▶ Brief
Copy each line that has the string "жилого" somewhere in it.

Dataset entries
====================

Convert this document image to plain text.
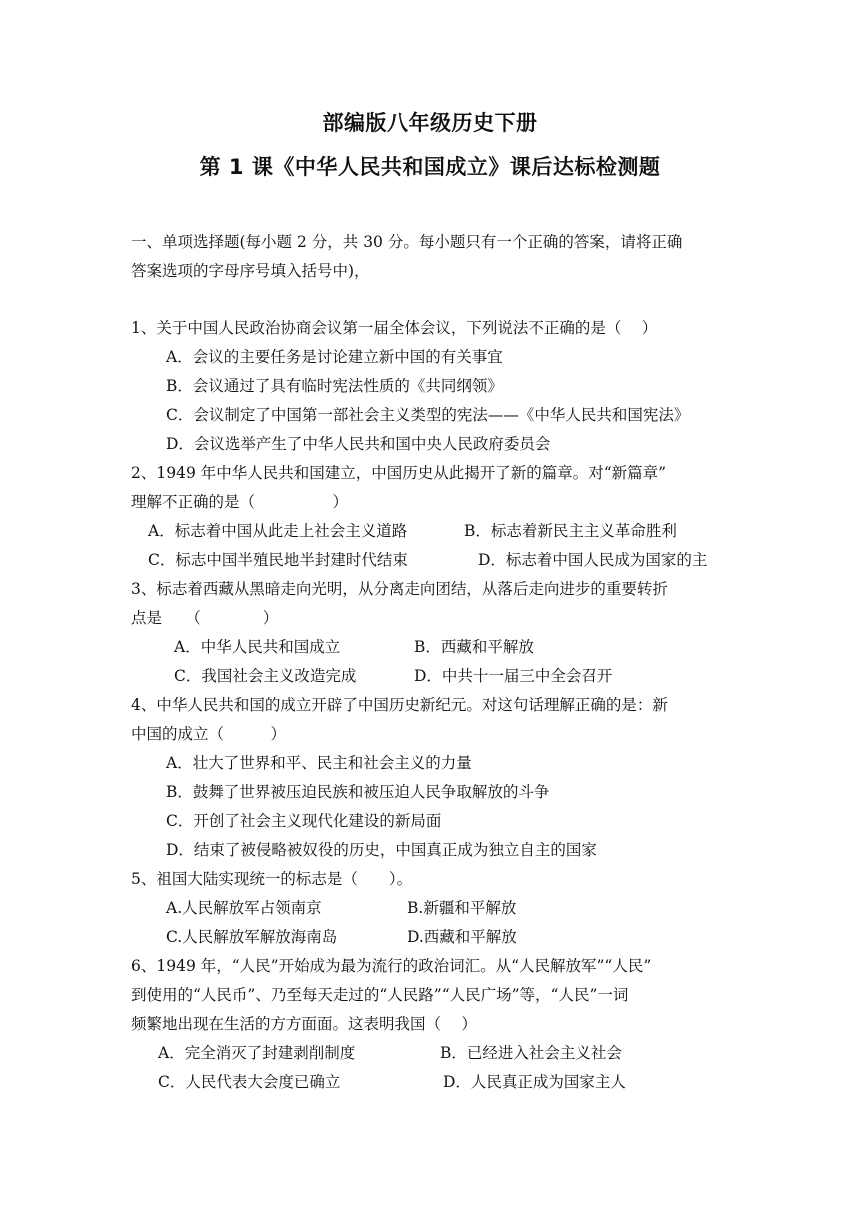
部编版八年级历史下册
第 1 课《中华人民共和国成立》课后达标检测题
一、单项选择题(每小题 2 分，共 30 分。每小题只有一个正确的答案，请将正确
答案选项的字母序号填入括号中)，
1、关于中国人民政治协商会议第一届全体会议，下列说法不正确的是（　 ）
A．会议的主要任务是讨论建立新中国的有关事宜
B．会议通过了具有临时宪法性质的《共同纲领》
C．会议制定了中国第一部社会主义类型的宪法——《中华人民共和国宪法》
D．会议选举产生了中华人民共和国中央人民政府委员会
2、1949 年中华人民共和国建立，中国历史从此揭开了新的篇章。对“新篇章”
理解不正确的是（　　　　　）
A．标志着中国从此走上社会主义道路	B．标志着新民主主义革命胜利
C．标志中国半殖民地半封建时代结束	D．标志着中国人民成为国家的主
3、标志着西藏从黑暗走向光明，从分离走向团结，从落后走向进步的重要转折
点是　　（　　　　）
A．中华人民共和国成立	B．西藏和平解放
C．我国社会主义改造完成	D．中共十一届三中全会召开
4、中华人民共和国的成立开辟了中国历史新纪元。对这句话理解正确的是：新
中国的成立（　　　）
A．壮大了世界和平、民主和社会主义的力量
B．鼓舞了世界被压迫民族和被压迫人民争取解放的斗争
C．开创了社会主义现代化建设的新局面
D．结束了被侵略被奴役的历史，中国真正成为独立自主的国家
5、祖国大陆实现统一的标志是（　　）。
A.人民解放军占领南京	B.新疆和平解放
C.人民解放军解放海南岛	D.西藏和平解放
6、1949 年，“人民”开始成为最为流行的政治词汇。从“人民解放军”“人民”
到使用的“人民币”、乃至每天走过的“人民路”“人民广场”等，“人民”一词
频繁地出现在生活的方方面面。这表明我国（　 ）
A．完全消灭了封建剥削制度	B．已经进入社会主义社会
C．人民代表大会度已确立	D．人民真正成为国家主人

====================

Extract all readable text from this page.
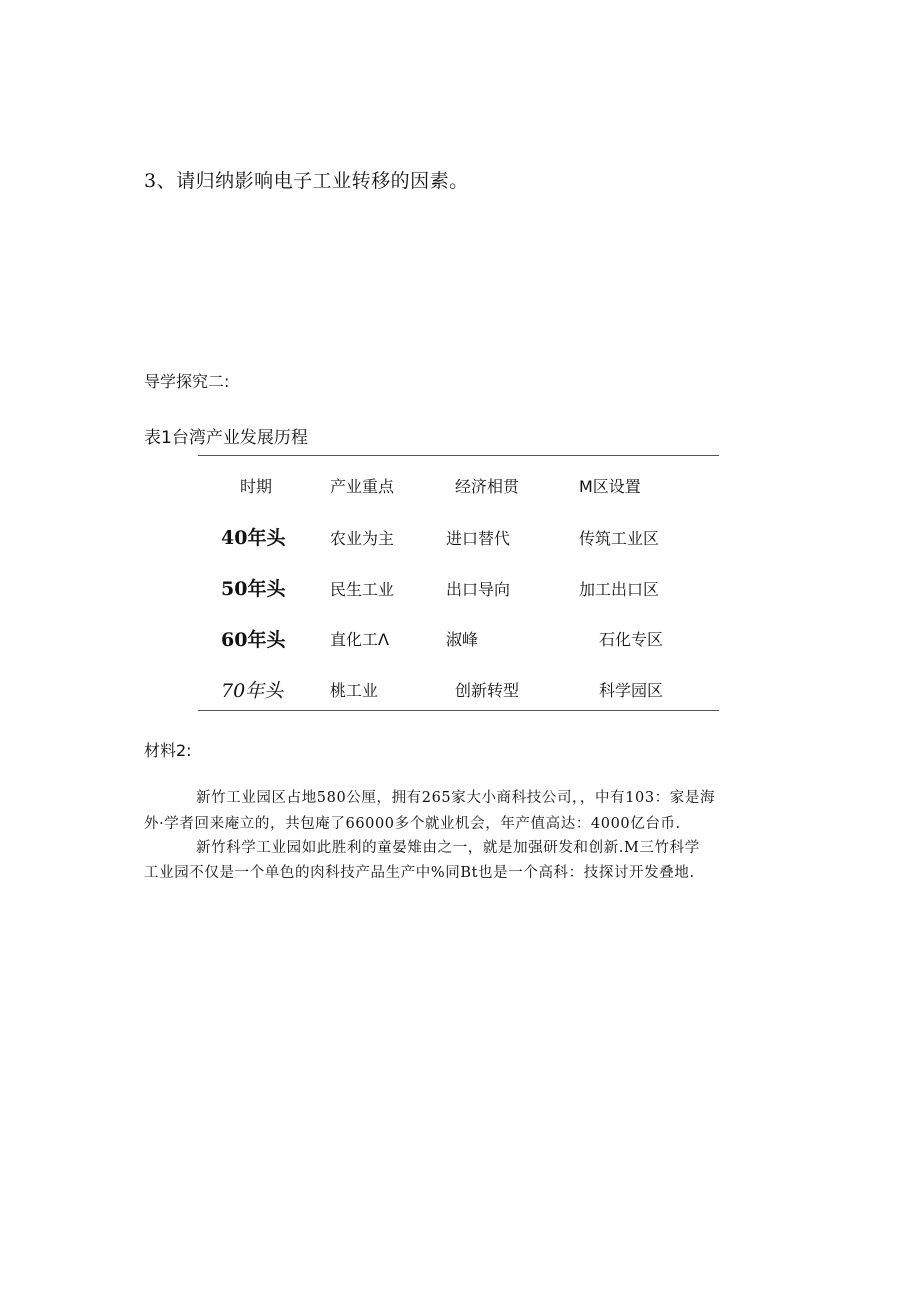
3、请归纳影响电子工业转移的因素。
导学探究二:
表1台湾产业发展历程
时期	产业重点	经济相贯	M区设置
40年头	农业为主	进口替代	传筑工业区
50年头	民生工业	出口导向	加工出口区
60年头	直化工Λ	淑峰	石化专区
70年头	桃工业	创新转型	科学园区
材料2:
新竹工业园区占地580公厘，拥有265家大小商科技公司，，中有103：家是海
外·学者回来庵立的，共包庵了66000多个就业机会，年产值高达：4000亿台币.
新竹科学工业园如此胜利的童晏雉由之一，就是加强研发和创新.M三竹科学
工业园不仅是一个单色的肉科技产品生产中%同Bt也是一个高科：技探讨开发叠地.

====================

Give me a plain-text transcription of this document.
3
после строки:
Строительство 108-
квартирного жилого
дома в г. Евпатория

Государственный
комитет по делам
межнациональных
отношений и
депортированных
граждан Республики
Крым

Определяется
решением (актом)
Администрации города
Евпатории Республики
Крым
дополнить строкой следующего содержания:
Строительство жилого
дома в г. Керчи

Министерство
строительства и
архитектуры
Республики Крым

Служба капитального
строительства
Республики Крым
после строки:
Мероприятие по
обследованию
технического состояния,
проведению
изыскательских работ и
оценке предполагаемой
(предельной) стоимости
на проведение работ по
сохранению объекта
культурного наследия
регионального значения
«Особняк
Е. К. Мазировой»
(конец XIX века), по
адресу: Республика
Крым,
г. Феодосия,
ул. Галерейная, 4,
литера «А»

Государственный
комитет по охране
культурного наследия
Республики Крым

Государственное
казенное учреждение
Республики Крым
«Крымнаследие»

====================

▶ Result of this exercise
квартирного жилого
Строительство жилого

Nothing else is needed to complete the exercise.